[MATERIAL SHOWN]
◆ ◆ ◆ ◆

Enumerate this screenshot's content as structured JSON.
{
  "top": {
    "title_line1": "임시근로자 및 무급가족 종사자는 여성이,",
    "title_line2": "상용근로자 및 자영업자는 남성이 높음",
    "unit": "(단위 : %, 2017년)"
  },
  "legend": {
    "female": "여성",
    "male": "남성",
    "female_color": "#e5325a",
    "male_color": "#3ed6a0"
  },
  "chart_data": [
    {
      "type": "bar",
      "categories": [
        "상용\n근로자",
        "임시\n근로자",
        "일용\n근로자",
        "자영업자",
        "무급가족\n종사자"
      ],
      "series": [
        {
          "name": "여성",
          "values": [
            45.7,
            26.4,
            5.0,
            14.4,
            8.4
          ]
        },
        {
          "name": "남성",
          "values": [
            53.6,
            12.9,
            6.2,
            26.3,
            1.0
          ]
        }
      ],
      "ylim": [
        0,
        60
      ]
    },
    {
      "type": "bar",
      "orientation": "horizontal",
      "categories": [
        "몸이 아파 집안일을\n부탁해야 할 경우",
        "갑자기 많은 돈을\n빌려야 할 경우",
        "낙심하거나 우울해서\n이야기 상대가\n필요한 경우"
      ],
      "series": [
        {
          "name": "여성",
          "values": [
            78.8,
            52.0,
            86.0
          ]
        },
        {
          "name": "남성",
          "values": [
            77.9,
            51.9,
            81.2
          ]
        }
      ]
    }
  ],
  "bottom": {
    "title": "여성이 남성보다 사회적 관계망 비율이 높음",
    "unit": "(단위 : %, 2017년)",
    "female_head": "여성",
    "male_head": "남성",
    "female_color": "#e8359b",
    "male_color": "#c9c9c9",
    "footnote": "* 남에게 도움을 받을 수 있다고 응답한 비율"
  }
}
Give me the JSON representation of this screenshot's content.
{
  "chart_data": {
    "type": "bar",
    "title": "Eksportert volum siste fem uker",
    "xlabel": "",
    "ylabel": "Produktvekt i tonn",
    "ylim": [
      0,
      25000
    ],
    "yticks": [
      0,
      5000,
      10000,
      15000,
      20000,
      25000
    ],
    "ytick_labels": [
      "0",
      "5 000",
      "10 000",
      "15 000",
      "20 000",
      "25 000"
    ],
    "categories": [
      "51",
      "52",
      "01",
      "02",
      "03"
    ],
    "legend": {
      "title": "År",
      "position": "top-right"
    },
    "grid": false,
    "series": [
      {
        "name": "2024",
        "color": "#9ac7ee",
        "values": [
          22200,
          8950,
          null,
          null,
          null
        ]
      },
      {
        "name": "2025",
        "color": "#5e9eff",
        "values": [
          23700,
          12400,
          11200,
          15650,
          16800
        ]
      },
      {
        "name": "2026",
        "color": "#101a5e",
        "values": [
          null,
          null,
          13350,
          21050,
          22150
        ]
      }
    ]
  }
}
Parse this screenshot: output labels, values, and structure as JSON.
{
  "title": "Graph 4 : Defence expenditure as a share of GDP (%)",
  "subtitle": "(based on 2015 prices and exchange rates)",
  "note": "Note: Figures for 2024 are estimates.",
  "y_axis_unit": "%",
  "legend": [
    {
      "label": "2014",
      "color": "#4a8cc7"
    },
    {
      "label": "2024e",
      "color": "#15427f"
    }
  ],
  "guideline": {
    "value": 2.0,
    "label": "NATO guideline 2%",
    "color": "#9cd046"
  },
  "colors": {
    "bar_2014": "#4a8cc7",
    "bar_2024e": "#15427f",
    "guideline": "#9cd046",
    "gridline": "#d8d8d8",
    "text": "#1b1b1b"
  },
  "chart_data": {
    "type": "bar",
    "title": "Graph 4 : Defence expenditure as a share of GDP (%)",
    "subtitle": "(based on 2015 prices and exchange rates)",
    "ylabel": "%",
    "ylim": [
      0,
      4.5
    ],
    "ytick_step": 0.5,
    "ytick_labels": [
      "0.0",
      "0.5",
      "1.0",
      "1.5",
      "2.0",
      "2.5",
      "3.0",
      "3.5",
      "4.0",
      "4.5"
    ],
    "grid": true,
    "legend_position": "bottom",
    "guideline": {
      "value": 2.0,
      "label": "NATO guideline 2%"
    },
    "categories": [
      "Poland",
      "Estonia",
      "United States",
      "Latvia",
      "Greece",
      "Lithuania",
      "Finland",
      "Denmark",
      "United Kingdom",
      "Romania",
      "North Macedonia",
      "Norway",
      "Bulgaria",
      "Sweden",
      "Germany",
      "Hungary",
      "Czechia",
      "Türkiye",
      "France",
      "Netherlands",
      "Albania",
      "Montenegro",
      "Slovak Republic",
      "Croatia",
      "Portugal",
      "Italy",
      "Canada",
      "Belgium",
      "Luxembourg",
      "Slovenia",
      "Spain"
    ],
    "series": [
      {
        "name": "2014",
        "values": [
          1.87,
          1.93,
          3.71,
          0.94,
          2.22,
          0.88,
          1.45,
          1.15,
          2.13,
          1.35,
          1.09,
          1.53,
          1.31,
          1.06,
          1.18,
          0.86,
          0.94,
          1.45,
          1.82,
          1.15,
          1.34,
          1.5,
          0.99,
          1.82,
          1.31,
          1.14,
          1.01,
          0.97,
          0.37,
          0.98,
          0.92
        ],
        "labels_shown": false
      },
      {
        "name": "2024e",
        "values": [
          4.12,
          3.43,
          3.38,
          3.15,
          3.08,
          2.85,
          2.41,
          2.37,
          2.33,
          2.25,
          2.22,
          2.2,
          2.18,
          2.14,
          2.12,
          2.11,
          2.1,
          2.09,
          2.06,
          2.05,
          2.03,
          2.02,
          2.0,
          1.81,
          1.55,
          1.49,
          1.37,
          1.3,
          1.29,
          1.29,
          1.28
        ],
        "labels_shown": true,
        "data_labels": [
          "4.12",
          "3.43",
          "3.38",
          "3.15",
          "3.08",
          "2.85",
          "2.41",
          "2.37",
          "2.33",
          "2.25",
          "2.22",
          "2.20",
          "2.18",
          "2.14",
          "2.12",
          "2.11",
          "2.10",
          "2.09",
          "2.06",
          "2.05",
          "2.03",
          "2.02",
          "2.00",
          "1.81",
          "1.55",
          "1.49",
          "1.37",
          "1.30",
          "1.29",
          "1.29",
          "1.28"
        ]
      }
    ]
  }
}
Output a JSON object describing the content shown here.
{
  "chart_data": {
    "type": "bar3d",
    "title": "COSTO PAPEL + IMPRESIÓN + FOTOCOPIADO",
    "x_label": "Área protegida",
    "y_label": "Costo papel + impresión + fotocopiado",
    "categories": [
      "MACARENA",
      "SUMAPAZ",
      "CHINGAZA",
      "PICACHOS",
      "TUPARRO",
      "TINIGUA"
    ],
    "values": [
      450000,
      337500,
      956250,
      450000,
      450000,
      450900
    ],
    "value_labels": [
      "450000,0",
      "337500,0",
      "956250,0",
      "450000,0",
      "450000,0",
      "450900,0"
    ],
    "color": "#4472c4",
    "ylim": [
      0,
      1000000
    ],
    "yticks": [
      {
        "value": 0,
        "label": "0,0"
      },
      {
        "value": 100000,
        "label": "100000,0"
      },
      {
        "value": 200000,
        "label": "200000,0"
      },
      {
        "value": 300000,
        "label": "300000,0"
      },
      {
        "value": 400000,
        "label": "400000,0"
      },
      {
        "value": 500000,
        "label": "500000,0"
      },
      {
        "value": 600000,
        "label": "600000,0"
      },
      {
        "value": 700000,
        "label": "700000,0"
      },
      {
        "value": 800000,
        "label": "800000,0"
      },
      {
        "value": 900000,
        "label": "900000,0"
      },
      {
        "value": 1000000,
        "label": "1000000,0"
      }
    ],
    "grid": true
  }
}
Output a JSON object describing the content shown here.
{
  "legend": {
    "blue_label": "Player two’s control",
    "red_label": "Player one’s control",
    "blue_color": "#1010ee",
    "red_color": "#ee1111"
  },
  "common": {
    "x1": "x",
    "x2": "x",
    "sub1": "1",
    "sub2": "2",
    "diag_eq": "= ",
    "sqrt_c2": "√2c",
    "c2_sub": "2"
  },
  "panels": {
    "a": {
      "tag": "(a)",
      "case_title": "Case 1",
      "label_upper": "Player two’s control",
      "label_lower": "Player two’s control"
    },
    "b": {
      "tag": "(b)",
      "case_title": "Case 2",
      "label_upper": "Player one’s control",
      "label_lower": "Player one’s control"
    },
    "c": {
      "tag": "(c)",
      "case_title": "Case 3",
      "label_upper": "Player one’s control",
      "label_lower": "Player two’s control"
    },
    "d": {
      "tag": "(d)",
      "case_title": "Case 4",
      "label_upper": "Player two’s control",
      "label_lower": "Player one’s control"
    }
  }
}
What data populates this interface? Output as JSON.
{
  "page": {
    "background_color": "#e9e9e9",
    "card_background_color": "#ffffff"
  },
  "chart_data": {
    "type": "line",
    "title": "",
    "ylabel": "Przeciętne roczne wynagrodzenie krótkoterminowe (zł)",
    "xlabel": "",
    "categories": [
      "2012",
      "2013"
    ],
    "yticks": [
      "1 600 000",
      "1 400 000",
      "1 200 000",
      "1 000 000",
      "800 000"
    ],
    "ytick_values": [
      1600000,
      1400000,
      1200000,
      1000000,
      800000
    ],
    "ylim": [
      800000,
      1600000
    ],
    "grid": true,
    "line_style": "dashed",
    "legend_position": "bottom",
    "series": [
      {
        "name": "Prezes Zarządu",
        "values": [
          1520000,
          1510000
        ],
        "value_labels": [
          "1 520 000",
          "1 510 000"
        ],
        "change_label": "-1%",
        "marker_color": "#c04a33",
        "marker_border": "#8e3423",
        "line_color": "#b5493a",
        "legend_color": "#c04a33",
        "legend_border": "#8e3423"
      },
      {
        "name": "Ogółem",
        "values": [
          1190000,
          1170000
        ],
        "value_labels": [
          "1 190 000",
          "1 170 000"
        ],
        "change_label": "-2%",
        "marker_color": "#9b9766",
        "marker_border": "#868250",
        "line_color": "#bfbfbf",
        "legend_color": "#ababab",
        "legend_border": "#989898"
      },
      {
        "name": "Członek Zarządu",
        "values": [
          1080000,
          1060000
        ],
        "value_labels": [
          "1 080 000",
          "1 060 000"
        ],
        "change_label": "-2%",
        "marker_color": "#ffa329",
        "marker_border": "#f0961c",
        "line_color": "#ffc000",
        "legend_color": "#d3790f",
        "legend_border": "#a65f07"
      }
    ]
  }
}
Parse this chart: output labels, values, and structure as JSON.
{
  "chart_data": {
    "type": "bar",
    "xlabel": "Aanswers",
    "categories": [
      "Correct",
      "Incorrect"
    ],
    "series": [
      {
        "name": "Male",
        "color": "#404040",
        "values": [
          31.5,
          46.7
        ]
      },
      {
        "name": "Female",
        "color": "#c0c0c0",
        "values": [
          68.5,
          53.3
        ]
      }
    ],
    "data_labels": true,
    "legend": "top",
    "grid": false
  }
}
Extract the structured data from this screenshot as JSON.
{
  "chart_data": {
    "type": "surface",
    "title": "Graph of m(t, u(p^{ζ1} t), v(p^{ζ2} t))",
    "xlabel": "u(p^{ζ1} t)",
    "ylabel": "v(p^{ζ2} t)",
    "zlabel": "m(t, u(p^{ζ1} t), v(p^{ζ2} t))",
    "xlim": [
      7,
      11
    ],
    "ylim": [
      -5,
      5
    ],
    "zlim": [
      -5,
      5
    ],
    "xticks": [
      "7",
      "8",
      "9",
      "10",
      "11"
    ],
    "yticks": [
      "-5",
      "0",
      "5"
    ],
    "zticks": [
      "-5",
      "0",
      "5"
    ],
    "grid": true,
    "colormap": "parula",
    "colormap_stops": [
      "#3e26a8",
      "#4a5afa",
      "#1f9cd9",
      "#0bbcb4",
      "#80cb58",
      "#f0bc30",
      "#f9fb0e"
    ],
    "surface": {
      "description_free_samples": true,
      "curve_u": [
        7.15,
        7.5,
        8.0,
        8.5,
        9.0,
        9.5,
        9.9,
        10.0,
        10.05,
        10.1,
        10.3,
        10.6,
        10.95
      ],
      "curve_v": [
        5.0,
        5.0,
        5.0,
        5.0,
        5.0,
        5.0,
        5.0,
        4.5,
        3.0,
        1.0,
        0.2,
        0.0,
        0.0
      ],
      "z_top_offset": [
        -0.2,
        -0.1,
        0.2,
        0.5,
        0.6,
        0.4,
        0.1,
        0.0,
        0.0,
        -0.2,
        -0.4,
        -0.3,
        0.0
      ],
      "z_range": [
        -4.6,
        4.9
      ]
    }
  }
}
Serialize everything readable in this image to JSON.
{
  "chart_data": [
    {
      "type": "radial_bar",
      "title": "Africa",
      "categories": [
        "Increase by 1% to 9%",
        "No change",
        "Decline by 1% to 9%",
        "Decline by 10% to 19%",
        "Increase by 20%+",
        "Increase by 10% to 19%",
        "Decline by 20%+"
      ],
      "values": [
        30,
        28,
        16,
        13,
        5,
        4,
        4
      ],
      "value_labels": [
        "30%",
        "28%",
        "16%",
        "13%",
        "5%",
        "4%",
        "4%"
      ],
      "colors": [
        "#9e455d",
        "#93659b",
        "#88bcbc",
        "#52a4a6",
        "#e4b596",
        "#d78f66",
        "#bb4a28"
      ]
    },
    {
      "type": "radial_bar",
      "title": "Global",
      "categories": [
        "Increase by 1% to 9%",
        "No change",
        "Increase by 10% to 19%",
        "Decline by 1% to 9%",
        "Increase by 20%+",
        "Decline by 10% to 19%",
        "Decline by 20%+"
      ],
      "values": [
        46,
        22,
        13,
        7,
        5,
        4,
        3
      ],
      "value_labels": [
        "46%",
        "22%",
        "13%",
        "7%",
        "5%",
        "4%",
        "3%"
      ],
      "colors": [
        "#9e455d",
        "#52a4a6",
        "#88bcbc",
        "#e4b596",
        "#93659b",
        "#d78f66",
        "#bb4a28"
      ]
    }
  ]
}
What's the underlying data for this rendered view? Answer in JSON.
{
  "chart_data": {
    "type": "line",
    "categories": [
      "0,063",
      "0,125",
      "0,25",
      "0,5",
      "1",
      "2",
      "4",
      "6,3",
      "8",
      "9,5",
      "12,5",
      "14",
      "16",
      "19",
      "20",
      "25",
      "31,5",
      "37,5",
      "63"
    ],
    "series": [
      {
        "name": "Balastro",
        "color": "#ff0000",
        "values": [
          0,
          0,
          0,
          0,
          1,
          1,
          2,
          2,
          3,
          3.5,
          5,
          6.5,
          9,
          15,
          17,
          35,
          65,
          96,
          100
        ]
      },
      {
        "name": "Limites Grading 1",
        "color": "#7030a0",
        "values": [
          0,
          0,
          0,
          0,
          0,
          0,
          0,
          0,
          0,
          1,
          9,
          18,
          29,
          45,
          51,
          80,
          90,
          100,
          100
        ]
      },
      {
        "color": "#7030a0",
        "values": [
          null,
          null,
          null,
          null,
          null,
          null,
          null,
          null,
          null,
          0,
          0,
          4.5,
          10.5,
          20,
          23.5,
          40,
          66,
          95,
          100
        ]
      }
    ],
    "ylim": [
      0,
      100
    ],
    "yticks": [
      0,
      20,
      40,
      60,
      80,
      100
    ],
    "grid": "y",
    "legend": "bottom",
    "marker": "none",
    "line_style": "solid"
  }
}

◆ ◆ ◆ ◆

[WHAT YOU SHOULD DO]
In the listing above, find the lines holding the word "content" and copy them.

[SOLUTION TO THIS TASK]
Enumerate this screenshot's content as structured JSON.
Give me the JSON representation of this screenshot's content.
Output a JSON object describing the content shown here.
Output a JSON object describing the content shown here.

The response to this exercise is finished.